MATERIAL FOR THE TASK:
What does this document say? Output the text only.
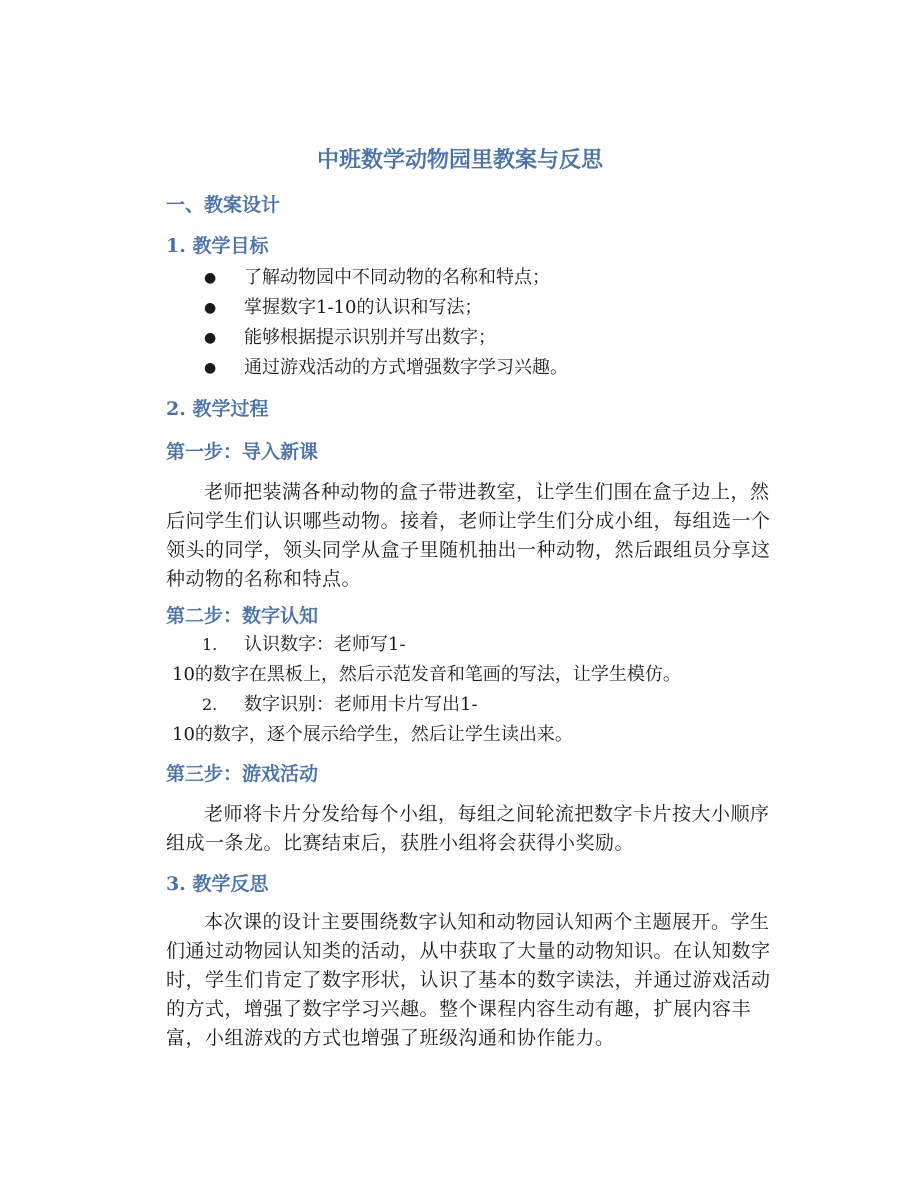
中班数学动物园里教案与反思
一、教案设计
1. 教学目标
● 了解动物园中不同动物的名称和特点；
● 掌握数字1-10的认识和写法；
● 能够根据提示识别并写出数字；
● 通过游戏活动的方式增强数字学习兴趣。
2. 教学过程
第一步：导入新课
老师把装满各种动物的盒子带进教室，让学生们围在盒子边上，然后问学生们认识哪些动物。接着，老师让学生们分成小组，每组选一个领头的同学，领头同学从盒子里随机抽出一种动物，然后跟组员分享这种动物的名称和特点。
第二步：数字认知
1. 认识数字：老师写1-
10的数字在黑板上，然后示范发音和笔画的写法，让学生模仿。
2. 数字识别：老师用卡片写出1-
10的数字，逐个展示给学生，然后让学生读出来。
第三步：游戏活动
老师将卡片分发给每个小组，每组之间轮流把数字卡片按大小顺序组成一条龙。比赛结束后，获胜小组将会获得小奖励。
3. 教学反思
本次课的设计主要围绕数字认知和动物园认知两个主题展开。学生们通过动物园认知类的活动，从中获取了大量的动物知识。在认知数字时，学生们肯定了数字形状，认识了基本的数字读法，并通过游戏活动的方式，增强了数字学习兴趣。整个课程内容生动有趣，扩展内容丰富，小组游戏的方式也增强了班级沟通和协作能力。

---

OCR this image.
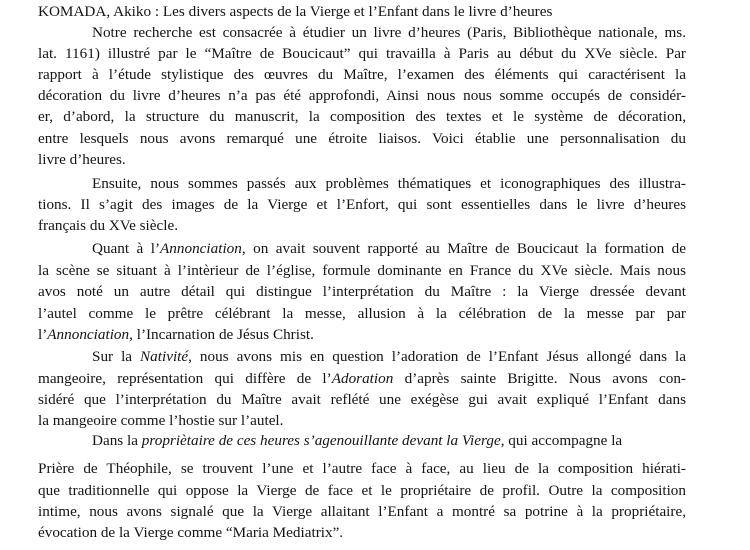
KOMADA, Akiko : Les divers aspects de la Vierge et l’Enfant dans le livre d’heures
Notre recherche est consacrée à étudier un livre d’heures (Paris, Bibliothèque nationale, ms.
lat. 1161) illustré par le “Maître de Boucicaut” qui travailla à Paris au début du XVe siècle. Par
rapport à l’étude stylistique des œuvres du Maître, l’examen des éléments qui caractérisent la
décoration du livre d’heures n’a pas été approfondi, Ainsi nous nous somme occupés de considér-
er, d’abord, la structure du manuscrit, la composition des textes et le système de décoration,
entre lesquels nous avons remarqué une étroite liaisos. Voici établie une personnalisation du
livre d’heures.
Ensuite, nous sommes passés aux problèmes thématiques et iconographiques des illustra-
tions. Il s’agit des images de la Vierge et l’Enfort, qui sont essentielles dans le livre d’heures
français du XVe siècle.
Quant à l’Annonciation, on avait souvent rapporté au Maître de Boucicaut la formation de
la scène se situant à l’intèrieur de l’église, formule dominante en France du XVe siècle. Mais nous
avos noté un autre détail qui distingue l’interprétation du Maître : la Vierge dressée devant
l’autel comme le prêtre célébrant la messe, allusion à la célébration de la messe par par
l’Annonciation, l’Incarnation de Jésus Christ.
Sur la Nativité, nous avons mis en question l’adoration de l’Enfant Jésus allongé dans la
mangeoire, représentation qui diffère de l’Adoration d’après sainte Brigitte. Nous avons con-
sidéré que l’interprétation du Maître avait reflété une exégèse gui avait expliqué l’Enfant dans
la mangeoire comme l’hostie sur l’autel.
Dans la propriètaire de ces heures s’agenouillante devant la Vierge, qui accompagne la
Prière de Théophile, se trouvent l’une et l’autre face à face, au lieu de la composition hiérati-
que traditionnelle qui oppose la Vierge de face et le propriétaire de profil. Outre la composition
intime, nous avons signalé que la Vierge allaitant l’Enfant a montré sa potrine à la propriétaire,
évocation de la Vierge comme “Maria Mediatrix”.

* * *

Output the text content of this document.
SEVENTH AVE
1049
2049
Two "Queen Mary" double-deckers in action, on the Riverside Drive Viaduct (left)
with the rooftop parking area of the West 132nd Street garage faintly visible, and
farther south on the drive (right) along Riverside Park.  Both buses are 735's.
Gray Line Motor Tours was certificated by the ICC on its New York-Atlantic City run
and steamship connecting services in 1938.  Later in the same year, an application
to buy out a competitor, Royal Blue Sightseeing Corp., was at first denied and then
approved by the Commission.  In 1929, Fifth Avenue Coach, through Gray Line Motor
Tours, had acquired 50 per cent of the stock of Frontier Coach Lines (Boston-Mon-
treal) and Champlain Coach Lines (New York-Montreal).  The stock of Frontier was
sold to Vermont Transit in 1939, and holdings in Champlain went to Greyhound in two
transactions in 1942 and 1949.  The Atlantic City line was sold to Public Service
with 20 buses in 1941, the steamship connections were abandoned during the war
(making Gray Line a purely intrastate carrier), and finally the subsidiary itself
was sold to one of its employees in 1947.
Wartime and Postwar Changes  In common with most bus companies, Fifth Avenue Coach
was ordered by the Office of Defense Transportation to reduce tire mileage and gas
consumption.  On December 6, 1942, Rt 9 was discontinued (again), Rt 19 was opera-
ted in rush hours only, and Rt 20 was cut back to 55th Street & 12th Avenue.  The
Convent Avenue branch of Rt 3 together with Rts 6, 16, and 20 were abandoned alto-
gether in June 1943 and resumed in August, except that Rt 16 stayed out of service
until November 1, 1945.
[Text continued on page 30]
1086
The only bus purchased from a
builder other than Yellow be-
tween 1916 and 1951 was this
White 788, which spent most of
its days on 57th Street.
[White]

DIRECTIVE:
Pick out all lines containing the string "face".

RESPONSE BELOW:
Prière de Théophile, se trouvent l’une et l’autre face à face, au lieu de la composition hiérati-
que traditionnelle qui oppose la Vierge de face et le propriétaire de profil. Outre la composition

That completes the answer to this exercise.